== EXERCISE DESCRIPTION ==
From the entries that follow, gather each line holding the word "JULIO".

Data entries:
┌──

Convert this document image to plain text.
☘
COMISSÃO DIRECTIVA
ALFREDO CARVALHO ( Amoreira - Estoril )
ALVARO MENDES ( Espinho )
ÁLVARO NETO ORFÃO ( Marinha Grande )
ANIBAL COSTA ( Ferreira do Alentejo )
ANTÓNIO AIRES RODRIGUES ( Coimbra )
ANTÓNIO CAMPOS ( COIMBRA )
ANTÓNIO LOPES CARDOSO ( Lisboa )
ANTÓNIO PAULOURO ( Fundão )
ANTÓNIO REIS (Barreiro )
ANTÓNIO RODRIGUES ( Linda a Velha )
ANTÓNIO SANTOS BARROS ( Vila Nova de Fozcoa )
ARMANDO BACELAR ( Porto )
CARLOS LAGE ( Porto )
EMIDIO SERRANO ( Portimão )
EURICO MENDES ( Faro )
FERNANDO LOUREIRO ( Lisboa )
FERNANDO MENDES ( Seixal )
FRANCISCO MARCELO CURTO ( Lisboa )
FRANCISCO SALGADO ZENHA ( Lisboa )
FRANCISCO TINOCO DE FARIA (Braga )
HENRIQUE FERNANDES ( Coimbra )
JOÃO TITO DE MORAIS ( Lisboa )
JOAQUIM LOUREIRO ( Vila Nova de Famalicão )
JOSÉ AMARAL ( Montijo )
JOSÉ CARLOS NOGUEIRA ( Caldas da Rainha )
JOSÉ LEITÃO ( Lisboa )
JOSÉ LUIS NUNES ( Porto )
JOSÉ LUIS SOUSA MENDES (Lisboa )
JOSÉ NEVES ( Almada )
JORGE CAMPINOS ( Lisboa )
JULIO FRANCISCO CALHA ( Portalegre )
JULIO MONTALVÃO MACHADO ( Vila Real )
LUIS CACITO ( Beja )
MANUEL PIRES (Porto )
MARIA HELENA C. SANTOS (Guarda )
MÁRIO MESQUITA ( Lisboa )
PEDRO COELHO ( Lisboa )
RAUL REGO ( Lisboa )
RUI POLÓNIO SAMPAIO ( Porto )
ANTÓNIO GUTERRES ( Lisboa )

└──

== CORRECT OUTPUT ==
JULIO FRANCISCO CALHA ( Portalegre )
JULIO MONTALVÃO MACHADO ( Vila Real )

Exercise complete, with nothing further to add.